[BEGIN Dataset records]

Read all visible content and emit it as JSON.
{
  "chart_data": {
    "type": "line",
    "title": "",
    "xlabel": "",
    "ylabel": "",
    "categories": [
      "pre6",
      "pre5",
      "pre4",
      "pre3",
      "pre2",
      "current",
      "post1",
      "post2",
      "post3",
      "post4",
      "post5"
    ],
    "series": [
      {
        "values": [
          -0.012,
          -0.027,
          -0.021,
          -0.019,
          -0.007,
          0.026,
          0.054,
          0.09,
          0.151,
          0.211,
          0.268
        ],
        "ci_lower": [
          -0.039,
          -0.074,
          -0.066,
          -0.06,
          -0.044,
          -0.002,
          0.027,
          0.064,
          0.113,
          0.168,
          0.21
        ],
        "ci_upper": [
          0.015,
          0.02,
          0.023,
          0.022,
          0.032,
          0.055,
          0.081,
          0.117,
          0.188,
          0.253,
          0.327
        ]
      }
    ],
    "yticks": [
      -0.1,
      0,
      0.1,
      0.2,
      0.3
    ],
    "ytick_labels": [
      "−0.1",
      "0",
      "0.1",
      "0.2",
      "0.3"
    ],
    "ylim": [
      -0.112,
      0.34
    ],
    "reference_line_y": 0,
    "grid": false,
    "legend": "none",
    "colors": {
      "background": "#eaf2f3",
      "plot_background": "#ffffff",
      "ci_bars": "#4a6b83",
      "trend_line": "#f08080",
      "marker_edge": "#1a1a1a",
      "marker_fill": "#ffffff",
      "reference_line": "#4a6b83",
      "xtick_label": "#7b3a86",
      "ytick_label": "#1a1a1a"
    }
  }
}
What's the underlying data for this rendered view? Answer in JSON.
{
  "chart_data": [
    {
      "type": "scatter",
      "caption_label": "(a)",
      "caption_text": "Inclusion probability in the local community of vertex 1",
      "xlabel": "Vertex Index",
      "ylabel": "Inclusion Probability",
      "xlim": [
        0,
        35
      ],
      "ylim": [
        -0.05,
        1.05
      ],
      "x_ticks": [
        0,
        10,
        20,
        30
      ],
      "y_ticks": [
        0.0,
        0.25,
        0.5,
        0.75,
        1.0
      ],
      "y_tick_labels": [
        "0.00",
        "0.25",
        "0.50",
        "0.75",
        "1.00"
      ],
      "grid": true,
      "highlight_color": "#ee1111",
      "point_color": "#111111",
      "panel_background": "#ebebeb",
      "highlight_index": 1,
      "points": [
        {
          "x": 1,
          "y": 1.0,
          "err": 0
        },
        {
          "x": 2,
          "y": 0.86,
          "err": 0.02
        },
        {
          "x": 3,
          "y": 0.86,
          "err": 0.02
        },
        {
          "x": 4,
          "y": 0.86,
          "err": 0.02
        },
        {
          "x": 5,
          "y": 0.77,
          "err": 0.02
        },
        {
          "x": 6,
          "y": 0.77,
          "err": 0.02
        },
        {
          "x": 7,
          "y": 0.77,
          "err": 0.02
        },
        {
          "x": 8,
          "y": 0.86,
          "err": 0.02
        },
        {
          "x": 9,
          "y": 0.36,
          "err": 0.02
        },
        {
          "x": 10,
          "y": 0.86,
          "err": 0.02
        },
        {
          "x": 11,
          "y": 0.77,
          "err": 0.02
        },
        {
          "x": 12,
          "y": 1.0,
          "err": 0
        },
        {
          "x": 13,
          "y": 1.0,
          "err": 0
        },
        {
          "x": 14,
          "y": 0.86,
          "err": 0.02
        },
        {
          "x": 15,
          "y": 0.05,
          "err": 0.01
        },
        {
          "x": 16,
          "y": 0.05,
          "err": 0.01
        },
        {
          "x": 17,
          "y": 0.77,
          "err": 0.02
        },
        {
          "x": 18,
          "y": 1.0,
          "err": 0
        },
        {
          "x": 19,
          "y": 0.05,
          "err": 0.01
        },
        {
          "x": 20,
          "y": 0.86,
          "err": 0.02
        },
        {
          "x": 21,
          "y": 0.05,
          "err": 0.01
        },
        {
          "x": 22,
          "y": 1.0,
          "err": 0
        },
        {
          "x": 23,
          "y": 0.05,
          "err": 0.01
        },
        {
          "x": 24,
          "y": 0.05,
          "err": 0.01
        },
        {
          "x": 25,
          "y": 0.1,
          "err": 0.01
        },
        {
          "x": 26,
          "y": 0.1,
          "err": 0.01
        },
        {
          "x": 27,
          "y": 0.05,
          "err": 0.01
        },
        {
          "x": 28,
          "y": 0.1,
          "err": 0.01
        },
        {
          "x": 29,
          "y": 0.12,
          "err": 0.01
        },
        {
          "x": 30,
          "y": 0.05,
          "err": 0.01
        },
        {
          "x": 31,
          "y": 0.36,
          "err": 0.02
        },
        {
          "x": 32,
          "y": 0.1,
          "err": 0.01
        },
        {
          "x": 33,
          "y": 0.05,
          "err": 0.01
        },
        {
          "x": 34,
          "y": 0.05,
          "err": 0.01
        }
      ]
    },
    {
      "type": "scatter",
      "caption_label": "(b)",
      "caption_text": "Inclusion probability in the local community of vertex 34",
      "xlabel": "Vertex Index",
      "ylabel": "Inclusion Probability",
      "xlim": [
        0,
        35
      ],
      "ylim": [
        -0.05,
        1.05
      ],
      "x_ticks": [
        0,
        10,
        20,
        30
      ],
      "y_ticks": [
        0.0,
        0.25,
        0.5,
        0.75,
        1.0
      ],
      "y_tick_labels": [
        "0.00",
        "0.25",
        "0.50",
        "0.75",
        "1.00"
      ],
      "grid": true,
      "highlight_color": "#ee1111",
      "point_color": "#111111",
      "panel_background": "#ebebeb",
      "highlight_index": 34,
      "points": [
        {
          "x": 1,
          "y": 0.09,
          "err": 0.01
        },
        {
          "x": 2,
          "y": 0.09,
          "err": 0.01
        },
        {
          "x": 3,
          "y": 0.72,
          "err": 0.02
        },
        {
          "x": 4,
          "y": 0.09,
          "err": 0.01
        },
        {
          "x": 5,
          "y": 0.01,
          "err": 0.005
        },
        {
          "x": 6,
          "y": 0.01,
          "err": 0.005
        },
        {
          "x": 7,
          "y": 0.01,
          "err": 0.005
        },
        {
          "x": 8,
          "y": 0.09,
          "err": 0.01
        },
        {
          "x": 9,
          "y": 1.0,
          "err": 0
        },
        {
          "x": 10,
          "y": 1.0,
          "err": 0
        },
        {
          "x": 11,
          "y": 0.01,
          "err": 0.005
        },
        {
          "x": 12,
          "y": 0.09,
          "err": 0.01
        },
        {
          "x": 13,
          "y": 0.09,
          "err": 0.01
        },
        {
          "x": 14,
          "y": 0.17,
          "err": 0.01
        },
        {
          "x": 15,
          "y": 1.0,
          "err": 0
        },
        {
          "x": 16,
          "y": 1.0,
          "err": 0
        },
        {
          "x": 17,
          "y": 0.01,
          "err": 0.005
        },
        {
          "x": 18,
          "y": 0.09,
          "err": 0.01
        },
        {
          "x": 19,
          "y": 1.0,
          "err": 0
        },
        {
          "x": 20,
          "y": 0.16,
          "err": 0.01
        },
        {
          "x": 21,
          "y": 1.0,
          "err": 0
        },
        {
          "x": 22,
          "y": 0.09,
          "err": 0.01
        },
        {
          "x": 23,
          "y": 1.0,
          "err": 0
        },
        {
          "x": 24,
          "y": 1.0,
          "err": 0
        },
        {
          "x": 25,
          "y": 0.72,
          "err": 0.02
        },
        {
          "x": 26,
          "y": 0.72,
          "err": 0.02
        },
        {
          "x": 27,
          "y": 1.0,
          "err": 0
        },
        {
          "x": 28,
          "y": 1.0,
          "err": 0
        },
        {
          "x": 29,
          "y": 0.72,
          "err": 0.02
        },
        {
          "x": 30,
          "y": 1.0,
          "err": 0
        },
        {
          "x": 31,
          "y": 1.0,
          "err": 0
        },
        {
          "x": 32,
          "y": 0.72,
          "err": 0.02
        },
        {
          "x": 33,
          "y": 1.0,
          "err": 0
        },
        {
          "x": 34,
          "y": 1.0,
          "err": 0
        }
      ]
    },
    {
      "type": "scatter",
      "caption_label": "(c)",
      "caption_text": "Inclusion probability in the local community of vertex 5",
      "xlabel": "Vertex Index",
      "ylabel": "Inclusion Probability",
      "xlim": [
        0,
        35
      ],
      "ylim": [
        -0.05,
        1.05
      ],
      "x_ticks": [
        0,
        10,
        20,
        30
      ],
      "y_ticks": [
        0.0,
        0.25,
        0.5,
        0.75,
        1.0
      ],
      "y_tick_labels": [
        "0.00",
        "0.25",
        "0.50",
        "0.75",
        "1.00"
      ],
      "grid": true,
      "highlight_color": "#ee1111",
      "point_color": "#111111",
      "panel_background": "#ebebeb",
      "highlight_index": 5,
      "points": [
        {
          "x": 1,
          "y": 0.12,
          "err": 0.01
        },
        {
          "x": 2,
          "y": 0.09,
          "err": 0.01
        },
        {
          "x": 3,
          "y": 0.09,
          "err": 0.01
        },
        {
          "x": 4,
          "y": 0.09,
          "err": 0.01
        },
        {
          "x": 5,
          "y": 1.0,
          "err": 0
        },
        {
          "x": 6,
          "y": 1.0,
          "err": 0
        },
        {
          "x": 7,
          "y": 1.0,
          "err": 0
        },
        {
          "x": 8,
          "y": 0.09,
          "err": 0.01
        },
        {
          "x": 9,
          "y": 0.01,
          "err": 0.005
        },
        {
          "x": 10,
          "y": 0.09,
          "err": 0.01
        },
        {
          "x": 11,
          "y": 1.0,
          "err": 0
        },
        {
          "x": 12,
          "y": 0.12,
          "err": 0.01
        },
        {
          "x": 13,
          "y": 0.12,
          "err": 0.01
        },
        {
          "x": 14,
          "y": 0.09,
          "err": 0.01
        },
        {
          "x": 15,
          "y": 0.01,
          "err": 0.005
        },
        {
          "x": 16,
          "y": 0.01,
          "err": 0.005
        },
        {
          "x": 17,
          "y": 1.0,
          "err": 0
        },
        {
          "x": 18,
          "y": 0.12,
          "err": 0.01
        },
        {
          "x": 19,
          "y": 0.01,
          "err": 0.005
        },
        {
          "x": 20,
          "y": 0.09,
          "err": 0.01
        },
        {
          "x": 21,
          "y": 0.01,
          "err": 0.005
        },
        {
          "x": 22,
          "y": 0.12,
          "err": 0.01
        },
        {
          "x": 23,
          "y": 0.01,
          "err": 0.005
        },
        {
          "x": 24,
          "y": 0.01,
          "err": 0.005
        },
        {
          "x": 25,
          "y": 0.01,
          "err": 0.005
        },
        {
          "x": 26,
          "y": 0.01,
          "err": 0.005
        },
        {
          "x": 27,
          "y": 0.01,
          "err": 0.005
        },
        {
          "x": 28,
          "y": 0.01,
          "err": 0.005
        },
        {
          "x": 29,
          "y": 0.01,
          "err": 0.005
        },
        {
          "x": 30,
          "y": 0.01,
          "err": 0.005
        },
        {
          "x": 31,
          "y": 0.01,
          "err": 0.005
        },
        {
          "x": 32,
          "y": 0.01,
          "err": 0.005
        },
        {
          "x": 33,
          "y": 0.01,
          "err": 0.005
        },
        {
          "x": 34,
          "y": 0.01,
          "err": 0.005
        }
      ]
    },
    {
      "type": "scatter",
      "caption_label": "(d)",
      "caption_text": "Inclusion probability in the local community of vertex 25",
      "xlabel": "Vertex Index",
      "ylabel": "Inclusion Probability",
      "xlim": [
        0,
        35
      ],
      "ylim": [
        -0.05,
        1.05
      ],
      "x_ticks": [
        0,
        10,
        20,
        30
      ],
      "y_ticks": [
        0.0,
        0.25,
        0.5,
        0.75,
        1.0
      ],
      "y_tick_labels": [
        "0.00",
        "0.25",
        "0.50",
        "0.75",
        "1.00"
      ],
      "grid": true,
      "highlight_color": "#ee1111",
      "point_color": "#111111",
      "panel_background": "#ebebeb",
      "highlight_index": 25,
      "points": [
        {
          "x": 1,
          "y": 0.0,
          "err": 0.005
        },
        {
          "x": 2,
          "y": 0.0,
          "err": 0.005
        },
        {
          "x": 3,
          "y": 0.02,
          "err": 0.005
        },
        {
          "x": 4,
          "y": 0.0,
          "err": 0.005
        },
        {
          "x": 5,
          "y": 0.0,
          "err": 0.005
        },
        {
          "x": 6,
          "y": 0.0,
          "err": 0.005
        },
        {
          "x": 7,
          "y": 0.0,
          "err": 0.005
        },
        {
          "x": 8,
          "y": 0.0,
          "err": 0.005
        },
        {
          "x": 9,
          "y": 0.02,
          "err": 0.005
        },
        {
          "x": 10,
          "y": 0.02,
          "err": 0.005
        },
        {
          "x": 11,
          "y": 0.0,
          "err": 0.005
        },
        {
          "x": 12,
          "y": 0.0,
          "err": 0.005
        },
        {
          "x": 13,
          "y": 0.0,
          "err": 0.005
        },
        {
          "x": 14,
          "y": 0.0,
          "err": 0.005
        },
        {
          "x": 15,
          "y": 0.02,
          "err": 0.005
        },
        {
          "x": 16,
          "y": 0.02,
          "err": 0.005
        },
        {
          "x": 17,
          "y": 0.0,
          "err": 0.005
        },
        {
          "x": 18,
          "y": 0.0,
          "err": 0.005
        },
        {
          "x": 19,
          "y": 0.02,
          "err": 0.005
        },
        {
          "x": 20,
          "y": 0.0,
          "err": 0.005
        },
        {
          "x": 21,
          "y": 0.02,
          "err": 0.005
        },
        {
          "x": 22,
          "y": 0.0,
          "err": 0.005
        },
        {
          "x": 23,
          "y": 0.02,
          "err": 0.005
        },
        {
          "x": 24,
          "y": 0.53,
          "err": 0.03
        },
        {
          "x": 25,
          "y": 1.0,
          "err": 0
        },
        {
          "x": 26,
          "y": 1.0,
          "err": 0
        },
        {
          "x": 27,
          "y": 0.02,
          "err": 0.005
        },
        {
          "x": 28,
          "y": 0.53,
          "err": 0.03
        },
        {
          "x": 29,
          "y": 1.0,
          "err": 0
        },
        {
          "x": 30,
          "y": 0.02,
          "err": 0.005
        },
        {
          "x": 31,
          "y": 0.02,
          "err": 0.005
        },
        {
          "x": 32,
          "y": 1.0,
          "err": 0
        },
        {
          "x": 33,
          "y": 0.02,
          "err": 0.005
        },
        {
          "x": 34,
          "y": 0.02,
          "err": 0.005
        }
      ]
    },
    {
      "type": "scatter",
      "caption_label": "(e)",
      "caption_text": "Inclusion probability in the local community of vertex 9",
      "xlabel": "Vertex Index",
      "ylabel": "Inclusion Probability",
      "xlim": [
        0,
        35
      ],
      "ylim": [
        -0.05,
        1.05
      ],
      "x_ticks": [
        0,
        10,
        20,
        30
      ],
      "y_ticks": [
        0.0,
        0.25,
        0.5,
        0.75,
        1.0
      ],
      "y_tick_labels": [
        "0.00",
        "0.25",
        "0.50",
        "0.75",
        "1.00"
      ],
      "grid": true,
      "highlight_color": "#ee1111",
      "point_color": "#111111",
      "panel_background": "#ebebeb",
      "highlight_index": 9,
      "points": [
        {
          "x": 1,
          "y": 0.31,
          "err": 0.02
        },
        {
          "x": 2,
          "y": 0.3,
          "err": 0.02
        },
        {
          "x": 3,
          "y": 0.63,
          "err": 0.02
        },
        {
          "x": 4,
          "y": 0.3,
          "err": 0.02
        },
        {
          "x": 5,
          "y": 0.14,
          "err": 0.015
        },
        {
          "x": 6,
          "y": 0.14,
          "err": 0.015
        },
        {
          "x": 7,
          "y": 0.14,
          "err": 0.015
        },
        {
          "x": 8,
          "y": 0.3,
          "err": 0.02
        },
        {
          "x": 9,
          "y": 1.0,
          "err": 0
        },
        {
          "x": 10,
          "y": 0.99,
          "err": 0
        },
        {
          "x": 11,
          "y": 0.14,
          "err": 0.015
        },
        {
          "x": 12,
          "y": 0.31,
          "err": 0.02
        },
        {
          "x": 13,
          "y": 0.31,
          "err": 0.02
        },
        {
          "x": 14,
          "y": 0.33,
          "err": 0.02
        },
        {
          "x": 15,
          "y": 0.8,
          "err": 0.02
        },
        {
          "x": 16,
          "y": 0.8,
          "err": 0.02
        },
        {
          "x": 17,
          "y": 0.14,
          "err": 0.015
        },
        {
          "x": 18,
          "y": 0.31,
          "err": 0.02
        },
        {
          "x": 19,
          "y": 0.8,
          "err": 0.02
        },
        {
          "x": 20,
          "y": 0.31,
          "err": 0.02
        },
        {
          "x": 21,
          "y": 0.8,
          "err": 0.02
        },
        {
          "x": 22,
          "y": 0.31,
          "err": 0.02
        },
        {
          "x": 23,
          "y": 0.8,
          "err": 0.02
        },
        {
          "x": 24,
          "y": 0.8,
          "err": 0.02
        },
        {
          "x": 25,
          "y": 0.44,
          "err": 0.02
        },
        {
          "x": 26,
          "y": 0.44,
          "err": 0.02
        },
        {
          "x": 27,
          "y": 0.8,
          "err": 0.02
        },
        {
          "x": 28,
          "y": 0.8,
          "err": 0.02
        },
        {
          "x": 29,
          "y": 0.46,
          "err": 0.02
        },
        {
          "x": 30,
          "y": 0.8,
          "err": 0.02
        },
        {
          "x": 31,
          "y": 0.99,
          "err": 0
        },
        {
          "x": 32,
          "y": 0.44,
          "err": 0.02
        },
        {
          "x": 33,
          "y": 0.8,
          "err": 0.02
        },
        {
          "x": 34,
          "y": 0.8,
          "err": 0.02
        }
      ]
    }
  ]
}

[END Dataset records]

Your task ▸
From the listing above, pick out each line where the word "ffffff" appears.

Exercise answer ▸
      "plot_background": "#ffffff",
      "marker_fill": "#ffffff",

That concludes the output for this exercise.